TASKS TO CARRY OUT -
a – In the debate page on infinite regression, what two ways are given for life being deposited on earth from the outside?
b – Rewrite the debate page from "Am I the only" to "a logical fallacy.", putting "mockery" in place of "travesty".

EXCERPT -
________________________

Last modified on April 9, 2007, at 03:59

Debate:Is infinite regression ever valid as a form of reasoning, or acceptable as a way the universe works, or came to be?

! THIS IS A DEBATE PAGE, NOT AN ARTICLE. Opinions expressed are not necessarily those of Conservapedia.
Your opinion is welcome! Please remember to sign your comments on this page, and refrain from editing other user's contributions.
New Users: Please read our "Editing etiquette" before posting
Conservlogo.png

No. Infinite regression is a cop-out. It is closely akin to circular reasoning, except that the line of reasoning is not so much a circle as a spiral, into the infinite past or at least through an infinite number of prior steps. For example: How did life originate on earth? It didn't--it couldn't have. So where did it come from? Did God create it? No--no God-talk in scientific circles. (Francis H. Crick once wrote a nasty letter to Winston Churchill suggesting that a brothel would be just as appropriate as a chapel at Oxford University.) Therefore, life was deposited on earth from the outside. How? By a ballistic missile or a comet's tail. Where did that life come from? From another planet. But how did life arise on that other planet? It didn't--couldn't have--too much information. Did God create life on that other planet? Oh, no. Therefore life was deposited on that planet as well. Where did that life come from? From another ballistic missile. And so on, and so on, for an infinite number of steps.

Am I the only one who recognizes such a line of reasoning as absurd? And not merely absurd, but self-serving of the interests of those seeking to deny God's existence and His role as Creator. It is a very travesty of logic, and that is why I sought to classify it as a logical fallacy.

Why, then, is it not a logical fallacy? Can an infinite regression ever exist in nature? I'm waiting for the evidence.--TerryH 23:40, 6 March 2007 (EST)

________________________

RAW DATA -
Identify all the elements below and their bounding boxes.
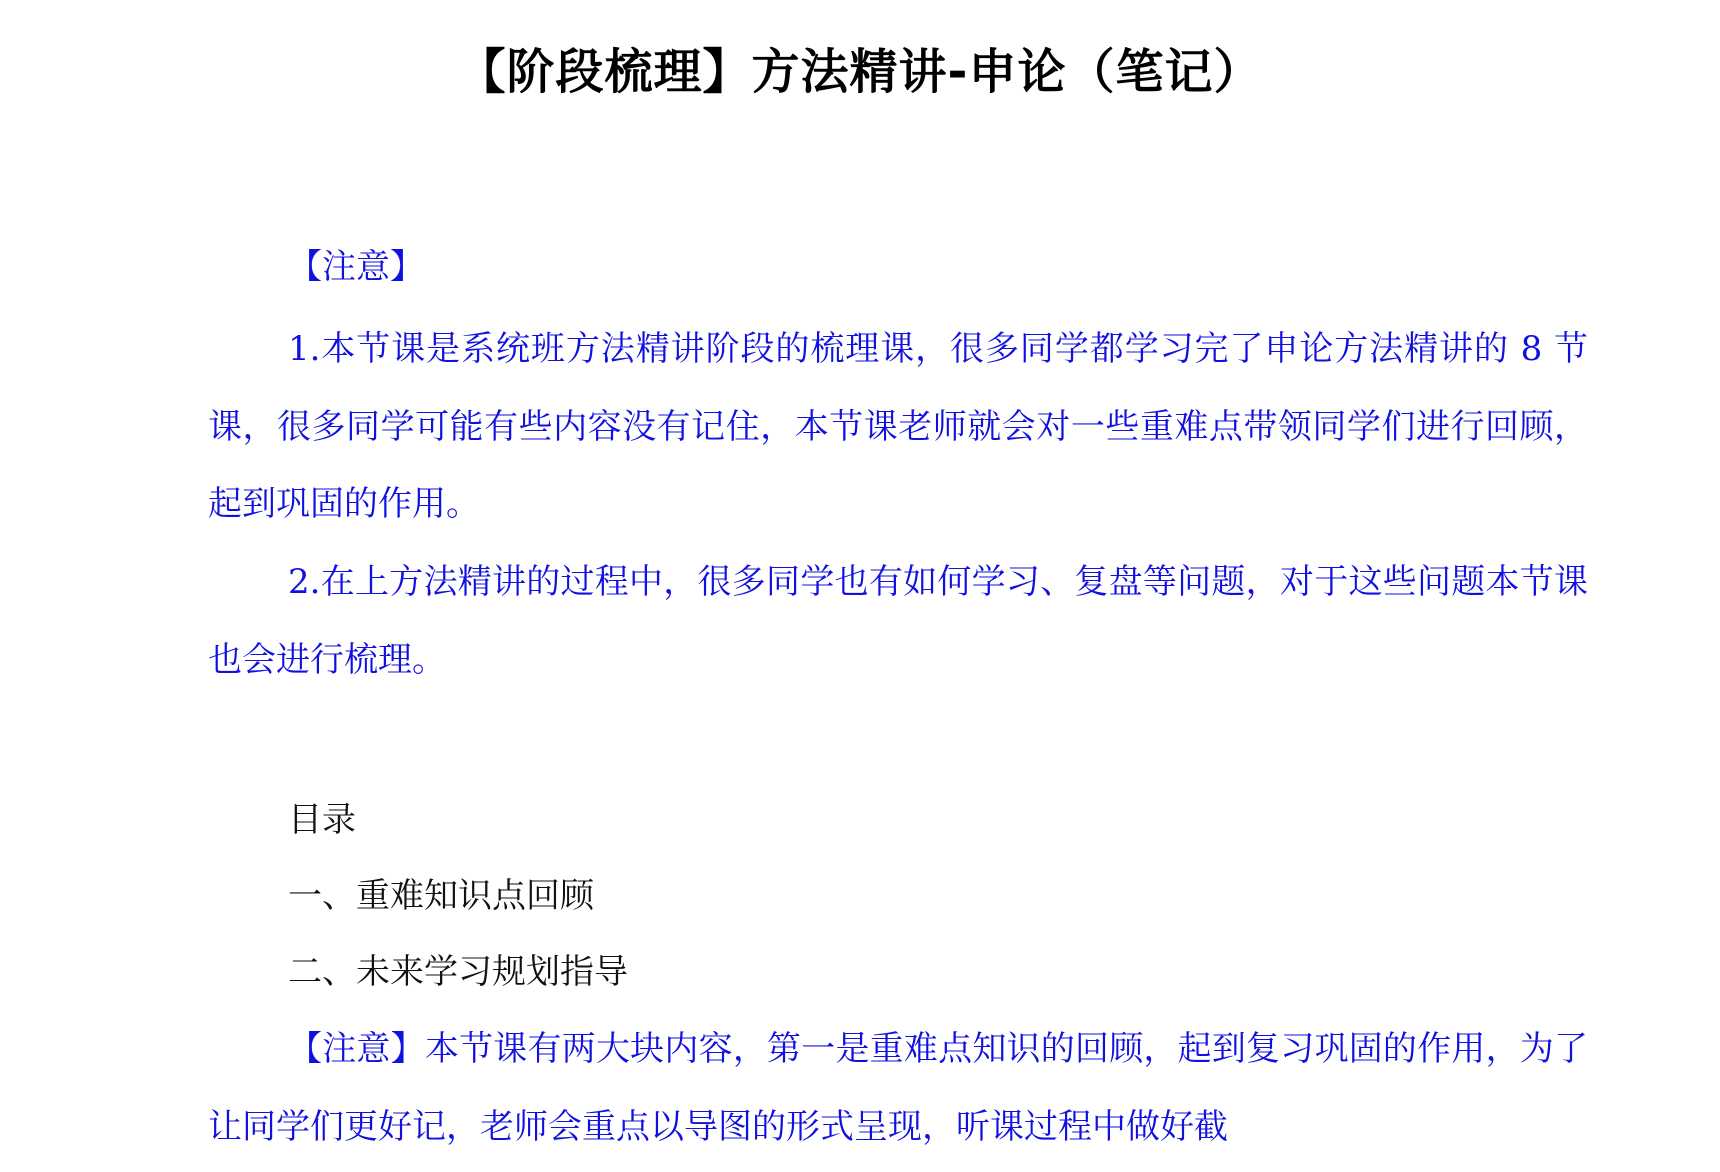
document-title: 【阶段梳理】方法精讲-申论（笔记） <box>0 40 1720 104</box>
note-item-1: 1.本节课是系统班方法精讲阶段的梳理课，很多同学都学习完了申论方法精讲的 8 节… <box>208 311 1588 544</box>
note-heading: 【注意】 <box>288 247 424 287</box>
toc-item-2: 二、未来学习规划指导 <box>288 952 628 992</box>
toc-heading: 目录 <box>288 800 356 840</box>
note-item-2: 2.在上方法精讲的过程中，很多同学也有如何学习、复盘等问题，对于这些问题本节课也… <box>208 544 1588 699</box>
closing-note-label: 【注意】 <box>288 1029 425 1069</box>
toc-item-1: 一、重难知识点回顾 <box>288 876 594 916</box>
closing-note: 【注意】本节课有两大块内容，第一是重难点知识的回顾，起到复习巩固的作用，为了让同… <box>208 1011 1588 1166</box>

________________________

PER-TASK ANSWERS -
a – By a ballistic missile or a comet's tail.

b –
Am I the only one who recognizes such a line of reasoning as absurd? And not merely absurd, but self-serving of the interests of those seeking to deny God's existence and His role as Creator. It is a very mockery of logic, and that is why I sought to classify it as a logical fallacy.